• _Set task_:
Copy every line of the entries that includes the word "JSON".

Dataset rows about figures
---------------

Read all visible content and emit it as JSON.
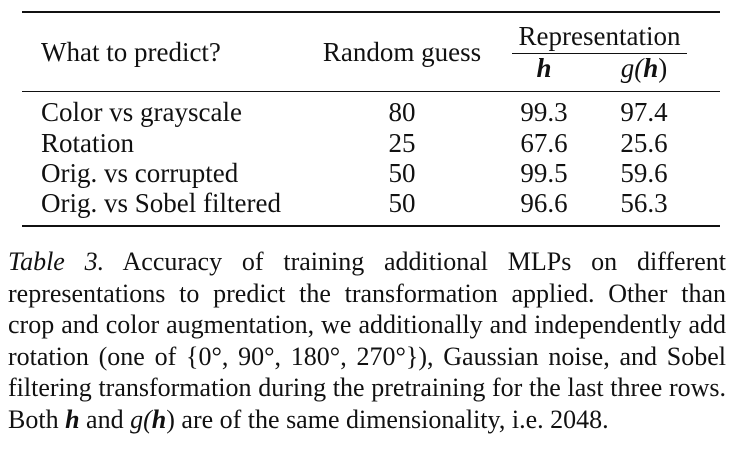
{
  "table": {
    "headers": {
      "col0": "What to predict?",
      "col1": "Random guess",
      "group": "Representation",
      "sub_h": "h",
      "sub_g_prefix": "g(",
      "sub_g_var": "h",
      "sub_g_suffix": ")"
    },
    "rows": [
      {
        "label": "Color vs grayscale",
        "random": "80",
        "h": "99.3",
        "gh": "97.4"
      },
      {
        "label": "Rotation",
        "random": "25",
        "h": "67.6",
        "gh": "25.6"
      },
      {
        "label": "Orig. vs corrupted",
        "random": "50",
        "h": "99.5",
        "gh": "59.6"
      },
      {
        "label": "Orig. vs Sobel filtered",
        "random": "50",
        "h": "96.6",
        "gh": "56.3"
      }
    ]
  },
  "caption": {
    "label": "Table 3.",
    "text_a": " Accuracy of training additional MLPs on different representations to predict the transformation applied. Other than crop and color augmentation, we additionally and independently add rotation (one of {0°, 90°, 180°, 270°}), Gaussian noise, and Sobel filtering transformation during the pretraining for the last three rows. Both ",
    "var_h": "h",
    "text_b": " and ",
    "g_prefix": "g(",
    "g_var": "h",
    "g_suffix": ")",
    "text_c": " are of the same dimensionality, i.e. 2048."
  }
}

---------------

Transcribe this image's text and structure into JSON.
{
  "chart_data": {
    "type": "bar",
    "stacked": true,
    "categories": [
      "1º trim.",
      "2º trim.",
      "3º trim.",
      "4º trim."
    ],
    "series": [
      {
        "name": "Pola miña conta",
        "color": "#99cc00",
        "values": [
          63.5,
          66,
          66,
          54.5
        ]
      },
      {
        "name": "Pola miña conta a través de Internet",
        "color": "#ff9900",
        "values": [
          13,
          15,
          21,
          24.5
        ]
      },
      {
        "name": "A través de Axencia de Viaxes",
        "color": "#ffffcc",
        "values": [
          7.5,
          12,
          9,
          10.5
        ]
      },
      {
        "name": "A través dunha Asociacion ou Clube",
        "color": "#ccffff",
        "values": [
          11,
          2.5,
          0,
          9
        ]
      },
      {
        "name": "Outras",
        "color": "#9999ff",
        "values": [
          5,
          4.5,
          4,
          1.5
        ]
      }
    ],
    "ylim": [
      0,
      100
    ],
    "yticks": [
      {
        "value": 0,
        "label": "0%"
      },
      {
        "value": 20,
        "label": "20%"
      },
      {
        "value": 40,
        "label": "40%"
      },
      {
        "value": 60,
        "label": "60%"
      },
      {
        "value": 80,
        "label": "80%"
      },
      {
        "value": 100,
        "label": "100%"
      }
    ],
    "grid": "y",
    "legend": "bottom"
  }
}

---------------

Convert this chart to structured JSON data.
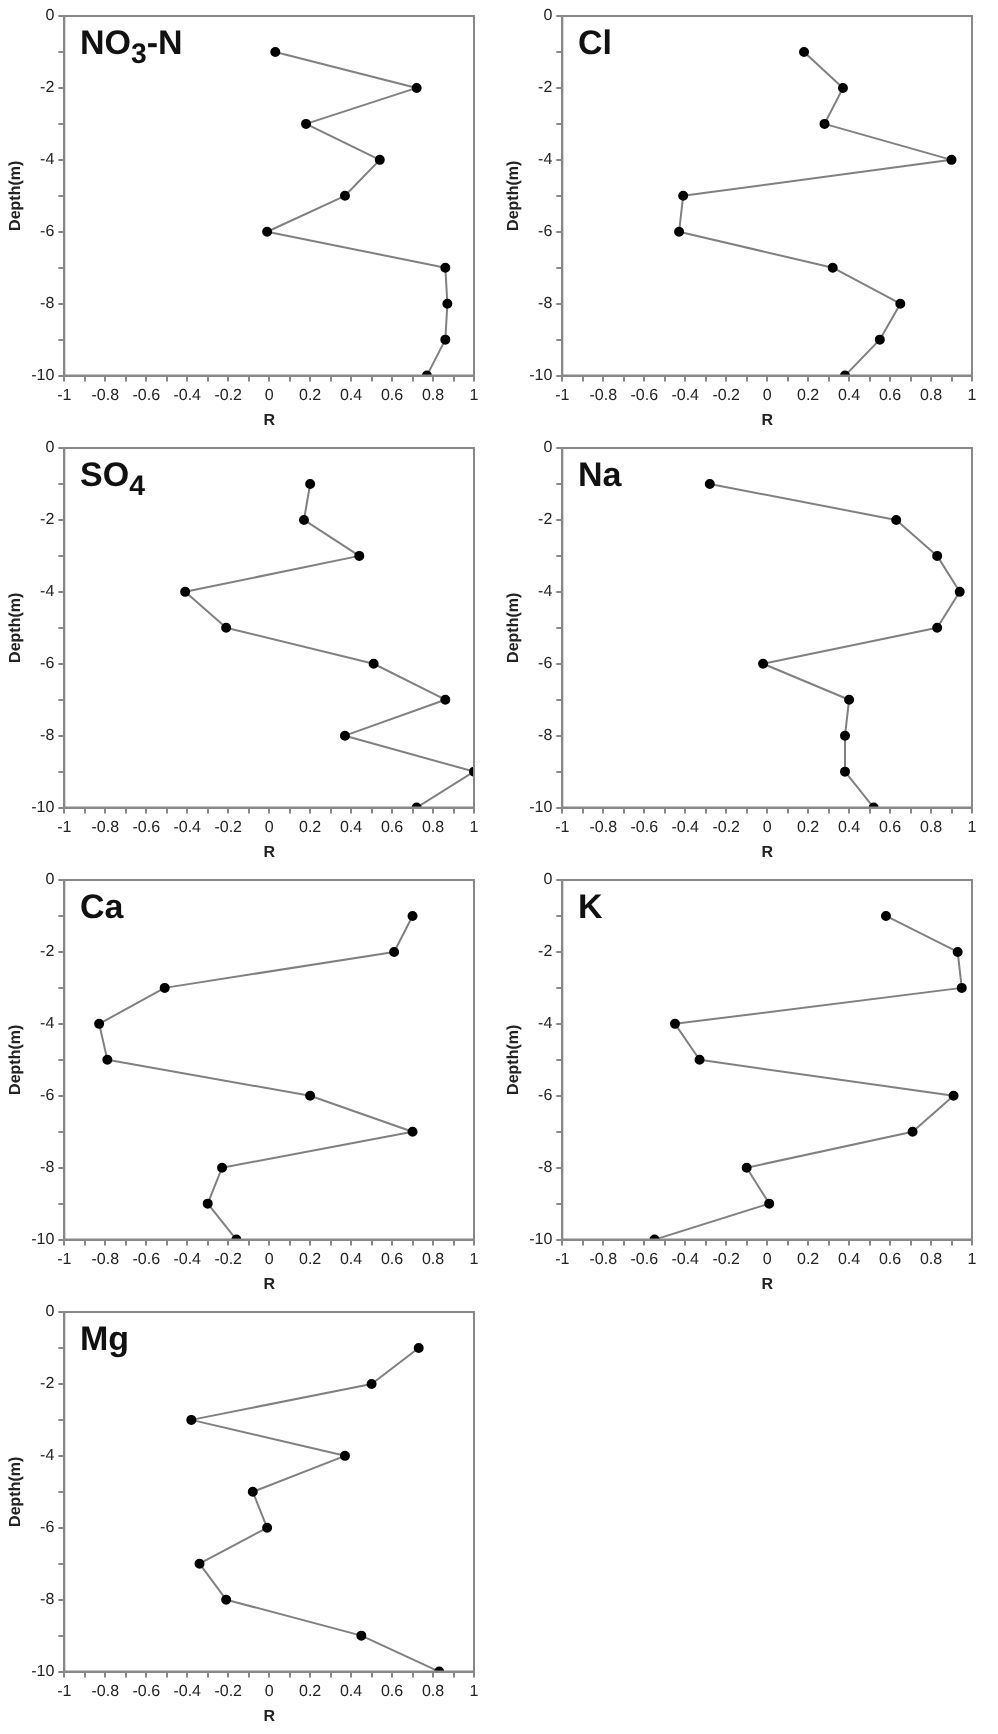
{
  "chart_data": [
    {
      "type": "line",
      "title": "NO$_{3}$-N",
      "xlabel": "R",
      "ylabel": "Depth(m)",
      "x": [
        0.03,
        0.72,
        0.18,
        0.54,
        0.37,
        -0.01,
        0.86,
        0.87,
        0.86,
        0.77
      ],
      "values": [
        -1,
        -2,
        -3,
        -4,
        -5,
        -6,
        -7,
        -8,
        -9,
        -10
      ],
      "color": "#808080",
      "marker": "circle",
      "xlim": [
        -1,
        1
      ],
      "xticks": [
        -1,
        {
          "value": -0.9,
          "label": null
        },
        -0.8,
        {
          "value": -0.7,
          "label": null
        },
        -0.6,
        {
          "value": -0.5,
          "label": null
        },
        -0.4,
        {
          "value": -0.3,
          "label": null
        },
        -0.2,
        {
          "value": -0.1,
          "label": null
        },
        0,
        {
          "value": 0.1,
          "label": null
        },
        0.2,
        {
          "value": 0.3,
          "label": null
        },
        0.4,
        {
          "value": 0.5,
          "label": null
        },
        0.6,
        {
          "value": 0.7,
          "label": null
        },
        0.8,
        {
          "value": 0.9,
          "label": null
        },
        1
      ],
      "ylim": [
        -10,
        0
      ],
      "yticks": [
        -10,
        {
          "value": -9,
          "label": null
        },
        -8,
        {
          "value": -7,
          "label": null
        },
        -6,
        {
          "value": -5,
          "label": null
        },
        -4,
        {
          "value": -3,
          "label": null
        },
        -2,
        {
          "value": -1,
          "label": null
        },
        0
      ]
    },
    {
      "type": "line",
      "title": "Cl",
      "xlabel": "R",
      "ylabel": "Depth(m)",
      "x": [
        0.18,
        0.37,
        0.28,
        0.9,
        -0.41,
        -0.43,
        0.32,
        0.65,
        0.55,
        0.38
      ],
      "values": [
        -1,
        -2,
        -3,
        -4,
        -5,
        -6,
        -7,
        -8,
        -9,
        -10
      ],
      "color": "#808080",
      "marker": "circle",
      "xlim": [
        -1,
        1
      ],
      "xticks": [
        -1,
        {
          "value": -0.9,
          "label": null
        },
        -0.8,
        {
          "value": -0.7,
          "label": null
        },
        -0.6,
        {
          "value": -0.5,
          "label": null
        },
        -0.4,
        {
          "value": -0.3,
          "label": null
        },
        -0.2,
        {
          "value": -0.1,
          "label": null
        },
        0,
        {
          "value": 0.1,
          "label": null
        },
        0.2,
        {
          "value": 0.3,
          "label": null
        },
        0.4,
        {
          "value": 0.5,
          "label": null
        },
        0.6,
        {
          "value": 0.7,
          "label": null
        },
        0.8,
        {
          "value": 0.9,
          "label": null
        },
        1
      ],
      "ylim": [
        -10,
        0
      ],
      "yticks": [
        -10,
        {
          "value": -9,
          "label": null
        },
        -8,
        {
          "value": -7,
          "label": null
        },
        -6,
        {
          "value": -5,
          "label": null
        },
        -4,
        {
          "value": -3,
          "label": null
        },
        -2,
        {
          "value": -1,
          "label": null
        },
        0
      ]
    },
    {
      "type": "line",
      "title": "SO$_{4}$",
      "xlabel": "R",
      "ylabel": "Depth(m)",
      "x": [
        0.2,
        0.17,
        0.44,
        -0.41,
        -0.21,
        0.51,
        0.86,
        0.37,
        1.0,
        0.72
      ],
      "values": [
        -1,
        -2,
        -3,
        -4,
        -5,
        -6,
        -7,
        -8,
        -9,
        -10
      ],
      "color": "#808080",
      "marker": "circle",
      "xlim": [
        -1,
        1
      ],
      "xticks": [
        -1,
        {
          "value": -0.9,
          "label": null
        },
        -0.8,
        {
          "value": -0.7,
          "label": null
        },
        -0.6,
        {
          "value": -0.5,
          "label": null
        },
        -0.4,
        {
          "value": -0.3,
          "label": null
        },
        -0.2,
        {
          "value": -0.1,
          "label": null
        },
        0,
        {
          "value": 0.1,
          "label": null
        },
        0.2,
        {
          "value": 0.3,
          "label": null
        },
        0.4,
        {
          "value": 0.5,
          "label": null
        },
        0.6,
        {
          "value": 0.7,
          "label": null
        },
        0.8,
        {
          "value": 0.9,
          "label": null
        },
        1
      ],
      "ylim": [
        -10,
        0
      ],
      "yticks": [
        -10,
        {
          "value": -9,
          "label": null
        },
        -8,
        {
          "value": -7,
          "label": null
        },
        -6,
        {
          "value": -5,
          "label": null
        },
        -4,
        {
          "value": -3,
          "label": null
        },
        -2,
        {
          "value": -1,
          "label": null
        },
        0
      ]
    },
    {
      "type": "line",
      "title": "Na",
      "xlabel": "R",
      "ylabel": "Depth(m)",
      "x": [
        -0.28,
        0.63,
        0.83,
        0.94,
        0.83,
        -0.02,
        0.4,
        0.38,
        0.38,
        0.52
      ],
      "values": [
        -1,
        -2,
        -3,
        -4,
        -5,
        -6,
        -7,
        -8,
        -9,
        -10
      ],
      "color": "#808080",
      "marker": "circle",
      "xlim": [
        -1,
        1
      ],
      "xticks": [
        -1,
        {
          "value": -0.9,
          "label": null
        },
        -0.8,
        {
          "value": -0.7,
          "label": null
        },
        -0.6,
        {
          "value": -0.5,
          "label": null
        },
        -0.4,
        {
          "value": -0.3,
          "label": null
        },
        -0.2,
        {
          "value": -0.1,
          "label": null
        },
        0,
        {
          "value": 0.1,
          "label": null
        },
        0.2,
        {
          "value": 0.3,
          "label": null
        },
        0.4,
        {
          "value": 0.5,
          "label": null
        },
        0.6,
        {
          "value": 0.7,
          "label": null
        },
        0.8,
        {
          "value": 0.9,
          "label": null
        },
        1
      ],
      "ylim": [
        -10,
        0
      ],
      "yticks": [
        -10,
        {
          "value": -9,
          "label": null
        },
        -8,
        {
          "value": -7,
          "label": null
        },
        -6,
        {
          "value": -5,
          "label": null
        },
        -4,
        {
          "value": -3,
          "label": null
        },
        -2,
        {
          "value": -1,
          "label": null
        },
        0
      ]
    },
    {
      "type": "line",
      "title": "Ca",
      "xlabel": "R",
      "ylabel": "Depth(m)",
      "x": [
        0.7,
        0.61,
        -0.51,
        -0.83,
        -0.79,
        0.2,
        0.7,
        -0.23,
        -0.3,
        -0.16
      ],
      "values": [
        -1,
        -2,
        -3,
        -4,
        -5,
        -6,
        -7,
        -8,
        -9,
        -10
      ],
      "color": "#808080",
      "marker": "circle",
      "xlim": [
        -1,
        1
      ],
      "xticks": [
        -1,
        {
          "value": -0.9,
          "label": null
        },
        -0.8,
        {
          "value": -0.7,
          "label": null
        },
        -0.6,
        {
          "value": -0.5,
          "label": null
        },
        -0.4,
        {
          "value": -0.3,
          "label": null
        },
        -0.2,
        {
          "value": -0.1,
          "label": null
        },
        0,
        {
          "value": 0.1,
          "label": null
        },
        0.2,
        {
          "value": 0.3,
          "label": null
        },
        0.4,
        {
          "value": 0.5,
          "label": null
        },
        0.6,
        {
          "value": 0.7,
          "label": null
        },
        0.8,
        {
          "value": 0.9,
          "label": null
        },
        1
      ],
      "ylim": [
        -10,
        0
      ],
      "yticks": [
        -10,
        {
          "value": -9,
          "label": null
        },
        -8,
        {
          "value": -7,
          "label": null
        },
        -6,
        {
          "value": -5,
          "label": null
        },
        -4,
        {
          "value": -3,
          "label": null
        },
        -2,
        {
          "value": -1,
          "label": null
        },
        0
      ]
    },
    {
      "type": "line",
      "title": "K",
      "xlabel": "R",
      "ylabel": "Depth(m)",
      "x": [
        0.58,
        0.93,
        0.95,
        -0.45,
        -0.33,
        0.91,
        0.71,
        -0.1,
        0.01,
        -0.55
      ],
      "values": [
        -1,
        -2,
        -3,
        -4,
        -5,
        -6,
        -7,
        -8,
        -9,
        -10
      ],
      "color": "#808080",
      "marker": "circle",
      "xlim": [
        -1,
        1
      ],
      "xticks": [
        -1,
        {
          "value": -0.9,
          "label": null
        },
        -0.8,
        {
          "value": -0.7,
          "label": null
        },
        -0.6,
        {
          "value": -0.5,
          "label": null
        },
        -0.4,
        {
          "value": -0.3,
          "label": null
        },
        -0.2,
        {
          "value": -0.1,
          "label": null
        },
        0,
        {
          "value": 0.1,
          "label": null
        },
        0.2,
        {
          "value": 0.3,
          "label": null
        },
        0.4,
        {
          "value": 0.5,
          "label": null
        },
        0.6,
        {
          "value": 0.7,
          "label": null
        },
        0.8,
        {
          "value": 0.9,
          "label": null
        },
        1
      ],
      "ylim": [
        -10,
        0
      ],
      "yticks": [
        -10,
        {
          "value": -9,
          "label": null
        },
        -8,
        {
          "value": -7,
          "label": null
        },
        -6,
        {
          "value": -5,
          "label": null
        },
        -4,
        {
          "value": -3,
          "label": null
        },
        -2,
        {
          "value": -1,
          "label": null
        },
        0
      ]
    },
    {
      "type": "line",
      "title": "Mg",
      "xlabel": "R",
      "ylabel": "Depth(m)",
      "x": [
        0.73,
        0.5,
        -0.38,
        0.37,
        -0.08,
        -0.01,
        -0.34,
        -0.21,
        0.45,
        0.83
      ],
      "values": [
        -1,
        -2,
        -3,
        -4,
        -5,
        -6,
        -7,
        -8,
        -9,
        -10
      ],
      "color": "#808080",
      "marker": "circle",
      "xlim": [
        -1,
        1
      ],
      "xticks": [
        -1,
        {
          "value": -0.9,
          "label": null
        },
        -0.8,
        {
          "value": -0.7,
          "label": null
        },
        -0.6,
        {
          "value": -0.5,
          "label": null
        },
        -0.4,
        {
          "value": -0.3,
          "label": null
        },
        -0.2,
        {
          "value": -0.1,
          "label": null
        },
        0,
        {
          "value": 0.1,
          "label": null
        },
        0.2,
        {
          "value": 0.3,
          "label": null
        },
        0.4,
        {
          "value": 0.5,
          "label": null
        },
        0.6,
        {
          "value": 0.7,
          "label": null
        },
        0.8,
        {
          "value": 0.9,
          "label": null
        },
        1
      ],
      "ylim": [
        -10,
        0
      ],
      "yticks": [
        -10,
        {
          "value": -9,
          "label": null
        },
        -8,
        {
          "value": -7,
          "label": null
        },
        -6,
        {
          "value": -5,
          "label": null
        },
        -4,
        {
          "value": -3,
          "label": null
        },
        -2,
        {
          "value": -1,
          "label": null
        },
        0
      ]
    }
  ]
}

---------------

• _Exercise answer_:
Read all visible content and emit it as JSON.
Transcribe this image's text and structure into JSON.
Convert this chart to structured JSON data.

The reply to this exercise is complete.